- [Work required]
From the listing below, extract each line containing the string "concentration".

Begin Information shown

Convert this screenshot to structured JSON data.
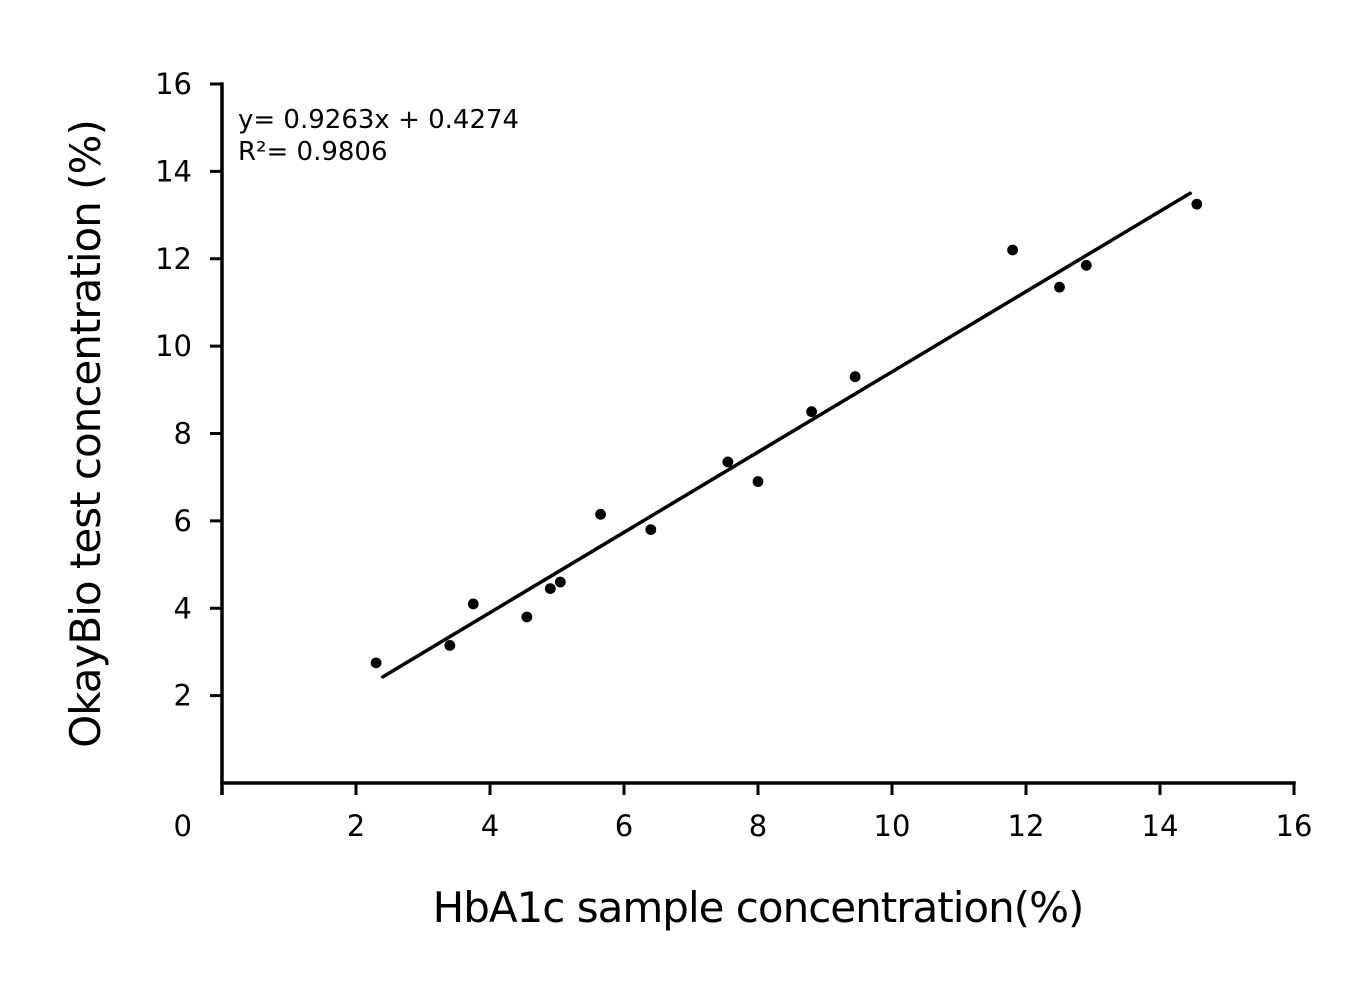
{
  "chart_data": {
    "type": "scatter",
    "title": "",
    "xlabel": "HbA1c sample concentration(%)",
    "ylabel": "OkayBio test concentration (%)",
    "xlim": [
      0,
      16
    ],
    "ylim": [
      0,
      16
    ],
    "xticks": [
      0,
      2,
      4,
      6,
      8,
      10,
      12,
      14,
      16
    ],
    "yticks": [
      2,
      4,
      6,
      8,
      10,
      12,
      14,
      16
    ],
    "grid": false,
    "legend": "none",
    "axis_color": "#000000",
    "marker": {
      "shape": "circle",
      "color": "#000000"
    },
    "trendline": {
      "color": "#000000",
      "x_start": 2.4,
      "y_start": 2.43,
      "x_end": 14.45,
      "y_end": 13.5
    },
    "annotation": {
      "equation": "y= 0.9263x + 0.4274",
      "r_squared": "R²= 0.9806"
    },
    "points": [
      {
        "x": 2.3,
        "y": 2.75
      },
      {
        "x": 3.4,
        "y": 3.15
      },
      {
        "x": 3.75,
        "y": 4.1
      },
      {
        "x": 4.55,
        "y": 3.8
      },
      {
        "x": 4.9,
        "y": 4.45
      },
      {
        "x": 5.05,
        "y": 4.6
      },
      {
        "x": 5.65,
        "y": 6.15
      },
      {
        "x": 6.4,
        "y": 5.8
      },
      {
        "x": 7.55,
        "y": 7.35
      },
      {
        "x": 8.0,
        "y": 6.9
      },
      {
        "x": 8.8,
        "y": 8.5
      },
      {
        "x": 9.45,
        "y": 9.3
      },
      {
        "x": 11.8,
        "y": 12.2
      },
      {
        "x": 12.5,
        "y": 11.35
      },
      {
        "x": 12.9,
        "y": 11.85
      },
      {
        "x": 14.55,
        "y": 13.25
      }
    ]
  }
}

End Information shown

- [Completed exercise]
    "xlabel": "HbA1c sample concentration(%)",
    "ylabel": "OkayBio test concentration (%)",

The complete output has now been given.